** WORK INSTRUCTIONS **
Each record is to be given again without alteration.

** DATASET EXCERPTS **
·····
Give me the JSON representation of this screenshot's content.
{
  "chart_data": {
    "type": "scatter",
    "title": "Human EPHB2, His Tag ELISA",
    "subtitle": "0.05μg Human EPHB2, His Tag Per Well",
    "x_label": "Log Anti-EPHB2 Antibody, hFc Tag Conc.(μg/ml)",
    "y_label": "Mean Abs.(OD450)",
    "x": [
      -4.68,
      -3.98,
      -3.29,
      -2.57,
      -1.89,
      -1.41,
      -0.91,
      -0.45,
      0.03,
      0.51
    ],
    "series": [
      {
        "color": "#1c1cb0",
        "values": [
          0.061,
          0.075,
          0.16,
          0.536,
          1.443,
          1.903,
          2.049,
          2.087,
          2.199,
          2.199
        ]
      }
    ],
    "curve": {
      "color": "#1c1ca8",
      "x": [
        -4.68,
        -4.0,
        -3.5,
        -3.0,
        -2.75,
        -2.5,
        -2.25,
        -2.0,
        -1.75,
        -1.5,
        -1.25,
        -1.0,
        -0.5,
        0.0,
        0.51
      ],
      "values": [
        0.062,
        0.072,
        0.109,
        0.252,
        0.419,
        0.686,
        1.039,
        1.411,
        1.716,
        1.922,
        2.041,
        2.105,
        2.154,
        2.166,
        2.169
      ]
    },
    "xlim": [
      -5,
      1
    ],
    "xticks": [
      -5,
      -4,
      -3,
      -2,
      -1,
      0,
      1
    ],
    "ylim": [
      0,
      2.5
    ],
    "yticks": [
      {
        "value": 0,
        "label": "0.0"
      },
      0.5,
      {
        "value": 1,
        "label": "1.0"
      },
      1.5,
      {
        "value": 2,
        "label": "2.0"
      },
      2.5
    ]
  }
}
·····
** REPLY TO THE EXERCISE **
Give me the JSON representation of this screenshot's content.
{
  "chart_data": {
    "type": "scatter",
    "title": "Human EPHB2, His Tag ELISA",
    "subtitle": "0.05μg Human EPHB2, His Tag Per Well",
    "x_label": "Log Anti-EPHB2 Antibody, hFc Tag Conc.(μg/ml)",
    "y_label": "Mean Abs.(OD450)",
    "x": [
      -4.68,
      -3.98,
      -3.29,
      -2.57,
      -1.89,
      -1.41,
      -0.91,
      -0.45,
      0.03,
      0.51
    ],
    "series": [
      {
        "color": "#1c1cb0",
        "values": [
          0.061,
          0.075,
          0.16,
          0.536,
          1.443,
          1.903,
          2.049,
          2.087,
          2.199,
          2.199
        ]
      }
    ],
    "curve": {
      "color": "#1c1ca8",
      "x": [
        -4.68,
        -4.0,
        -3.5,
        -3.0,
        -2.75,
        -2.5,
        -2.25,
        -2.0,
        -1.75,
        -1.5,
        -1.25,
        -1.0,
        -0.5,
        0.0,
        0.51
      ],
      "values": [
        0.062,
        0.072,
        0.109,
        0.252,
        0.419,
        0.686,
        1.039,
        1.411,
        1.716,
        1.922,
        2.041,
        2.105,
        2.154,
        2.166,
        2.169
      ]
    },
    "xlim": [
      -5,
      1
    ],
    "xticks": [
      -5,
      -4,
      -3,
      -2,
      -1,
      0,
      1
    ],
    "ylim": [
      0,
      2.5
    ],
    "yticks": [
      {
        "value": 0,
        "label": "0.0"
      },
      0.5,
      {
        "value": 1,
        "label": "1.0"
      },
      1.5,
      {
        "value": 2,
        "label": "2.0"
      },
      2.5
    ]
  }
}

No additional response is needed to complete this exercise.